**THE EXERCISE:** Only lines with the string "label" matter here; gather them from the material below.

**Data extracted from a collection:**
----

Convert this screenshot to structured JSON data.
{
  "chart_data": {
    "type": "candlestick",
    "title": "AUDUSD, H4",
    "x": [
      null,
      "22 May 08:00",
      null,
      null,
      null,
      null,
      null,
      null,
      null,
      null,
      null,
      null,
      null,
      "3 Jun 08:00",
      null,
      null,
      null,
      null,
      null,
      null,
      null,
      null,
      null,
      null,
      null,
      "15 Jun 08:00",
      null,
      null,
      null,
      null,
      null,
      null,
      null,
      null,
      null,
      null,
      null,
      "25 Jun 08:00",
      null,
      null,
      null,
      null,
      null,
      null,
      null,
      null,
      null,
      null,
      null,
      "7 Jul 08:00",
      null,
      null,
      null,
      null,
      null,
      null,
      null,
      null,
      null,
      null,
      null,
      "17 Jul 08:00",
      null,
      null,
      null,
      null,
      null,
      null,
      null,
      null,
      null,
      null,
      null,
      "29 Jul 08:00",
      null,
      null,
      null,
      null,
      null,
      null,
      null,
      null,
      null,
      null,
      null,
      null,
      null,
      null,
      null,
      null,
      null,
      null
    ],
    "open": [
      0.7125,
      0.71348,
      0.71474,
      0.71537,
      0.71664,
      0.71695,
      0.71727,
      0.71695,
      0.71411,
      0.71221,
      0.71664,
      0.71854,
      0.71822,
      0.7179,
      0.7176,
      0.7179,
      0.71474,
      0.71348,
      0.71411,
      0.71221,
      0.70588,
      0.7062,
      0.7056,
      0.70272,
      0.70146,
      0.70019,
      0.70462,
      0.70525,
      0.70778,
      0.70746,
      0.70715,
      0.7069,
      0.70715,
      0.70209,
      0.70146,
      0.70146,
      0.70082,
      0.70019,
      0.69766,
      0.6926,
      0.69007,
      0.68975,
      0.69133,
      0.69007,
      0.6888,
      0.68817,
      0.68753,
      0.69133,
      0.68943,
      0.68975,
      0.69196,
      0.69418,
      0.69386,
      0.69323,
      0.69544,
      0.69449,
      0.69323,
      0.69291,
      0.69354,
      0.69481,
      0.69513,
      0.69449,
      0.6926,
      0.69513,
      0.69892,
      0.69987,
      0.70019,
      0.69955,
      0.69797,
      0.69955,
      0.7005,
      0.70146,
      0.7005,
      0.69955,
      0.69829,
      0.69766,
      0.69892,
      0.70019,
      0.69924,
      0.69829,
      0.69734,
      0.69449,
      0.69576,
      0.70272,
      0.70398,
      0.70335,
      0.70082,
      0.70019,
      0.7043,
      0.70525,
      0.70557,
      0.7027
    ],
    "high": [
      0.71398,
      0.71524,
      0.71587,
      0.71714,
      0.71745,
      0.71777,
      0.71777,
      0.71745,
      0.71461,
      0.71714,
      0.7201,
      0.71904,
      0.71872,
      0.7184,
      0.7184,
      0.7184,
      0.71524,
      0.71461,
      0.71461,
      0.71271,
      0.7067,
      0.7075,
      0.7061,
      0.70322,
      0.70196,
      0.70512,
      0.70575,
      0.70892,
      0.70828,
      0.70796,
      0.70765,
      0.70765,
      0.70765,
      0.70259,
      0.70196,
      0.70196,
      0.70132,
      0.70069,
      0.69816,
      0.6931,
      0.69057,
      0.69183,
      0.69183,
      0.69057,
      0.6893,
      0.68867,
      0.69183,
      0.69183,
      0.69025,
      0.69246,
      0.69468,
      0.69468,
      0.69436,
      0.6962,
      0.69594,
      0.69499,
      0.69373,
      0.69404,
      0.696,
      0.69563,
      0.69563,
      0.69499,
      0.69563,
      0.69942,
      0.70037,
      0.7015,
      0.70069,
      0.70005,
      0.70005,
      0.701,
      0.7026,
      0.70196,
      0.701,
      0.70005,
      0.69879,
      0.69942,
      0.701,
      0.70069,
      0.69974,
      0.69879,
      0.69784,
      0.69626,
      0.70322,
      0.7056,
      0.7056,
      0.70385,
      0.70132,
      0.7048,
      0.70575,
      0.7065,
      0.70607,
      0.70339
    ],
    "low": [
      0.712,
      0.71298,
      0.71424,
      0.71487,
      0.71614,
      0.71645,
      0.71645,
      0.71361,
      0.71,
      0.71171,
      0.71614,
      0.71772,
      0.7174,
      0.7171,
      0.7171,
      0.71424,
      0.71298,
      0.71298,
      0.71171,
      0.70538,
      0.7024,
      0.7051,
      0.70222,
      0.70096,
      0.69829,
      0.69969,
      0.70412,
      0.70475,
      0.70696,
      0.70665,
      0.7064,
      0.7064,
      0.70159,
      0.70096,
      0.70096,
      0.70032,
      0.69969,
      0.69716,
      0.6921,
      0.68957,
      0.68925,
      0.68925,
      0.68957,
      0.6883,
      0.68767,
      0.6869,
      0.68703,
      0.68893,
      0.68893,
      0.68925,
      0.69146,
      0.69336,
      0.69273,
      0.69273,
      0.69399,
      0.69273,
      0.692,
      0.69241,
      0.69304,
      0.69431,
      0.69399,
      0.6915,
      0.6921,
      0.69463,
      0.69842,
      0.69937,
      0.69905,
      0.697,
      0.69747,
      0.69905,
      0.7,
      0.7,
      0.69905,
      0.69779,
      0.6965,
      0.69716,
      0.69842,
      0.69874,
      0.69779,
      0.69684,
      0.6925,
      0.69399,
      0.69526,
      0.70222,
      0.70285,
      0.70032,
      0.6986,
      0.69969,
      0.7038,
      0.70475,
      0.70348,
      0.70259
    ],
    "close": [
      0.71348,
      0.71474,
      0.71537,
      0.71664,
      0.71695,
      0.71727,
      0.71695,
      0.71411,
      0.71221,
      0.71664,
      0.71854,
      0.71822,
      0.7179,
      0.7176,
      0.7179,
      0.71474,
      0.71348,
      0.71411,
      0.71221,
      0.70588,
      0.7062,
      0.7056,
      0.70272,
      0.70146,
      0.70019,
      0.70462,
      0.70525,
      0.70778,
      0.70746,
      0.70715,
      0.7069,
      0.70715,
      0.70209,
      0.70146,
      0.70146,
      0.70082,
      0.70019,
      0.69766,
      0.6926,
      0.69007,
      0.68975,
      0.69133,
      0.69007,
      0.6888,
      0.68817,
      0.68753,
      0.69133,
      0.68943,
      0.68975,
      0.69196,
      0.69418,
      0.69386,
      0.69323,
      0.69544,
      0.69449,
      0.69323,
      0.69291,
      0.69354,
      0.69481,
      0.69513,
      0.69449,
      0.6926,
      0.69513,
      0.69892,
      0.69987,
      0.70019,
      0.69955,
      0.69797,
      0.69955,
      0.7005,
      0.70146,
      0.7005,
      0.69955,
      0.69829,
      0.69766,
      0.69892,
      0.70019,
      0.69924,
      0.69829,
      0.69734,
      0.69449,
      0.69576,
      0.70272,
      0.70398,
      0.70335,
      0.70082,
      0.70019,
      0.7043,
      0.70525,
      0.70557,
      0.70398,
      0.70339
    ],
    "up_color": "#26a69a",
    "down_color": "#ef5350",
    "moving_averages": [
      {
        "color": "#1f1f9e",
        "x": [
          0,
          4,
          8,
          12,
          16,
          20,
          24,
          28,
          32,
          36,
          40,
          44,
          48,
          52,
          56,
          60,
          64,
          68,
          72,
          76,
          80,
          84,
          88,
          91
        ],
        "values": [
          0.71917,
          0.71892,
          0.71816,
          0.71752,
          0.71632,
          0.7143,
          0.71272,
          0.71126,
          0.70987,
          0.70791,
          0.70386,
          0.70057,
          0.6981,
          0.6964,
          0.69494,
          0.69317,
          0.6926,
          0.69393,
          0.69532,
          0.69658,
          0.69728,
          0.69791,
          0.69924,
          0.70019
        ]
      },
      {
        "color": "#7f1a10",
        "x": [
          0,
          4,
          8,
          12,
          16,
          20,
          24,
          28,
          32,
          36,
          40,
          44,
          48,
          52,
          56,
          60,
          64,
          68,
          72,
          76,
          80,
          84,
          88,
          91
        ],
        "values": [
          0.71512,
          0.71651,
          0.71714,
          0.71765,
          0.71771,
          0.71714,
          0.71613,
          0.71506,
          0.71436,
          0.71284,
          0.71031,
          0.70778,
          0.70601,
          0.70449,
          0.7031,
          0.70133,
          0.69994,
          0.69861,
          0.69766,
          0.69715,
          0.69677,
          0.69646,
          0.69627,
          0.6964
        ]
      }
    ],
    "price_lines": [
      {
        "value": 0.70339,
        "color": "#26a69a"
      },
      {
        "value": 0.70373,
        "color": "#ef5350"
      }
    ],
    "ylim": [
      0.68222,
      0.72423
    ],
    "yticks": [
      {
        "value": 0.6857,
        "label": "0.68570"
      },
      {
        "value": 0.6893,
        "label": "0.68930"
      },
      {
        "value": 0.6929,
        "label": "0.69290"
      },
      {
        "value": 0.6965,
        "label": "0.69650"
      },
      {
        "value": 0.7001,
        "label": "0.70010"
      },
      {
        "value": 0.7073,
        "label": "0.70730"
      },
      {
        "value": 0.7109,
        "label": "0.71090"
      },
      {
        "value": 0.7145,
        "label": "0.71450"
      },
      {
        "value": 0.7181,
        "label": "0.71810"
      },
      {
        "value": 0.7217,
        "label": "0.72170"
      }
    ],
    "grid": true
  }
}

----

**SOLUTION FOR THIS TASK:**
        "label": "0.68570"
        "label": "0.68930"
        "label": "0.69290"
        "label": "0.69650"
        "label": "0.70010"
        "label": "0.70730"
        "label": "0.71090"
        "label": "0.71450"
        "label": "0.71810"
        "label": "0.72170"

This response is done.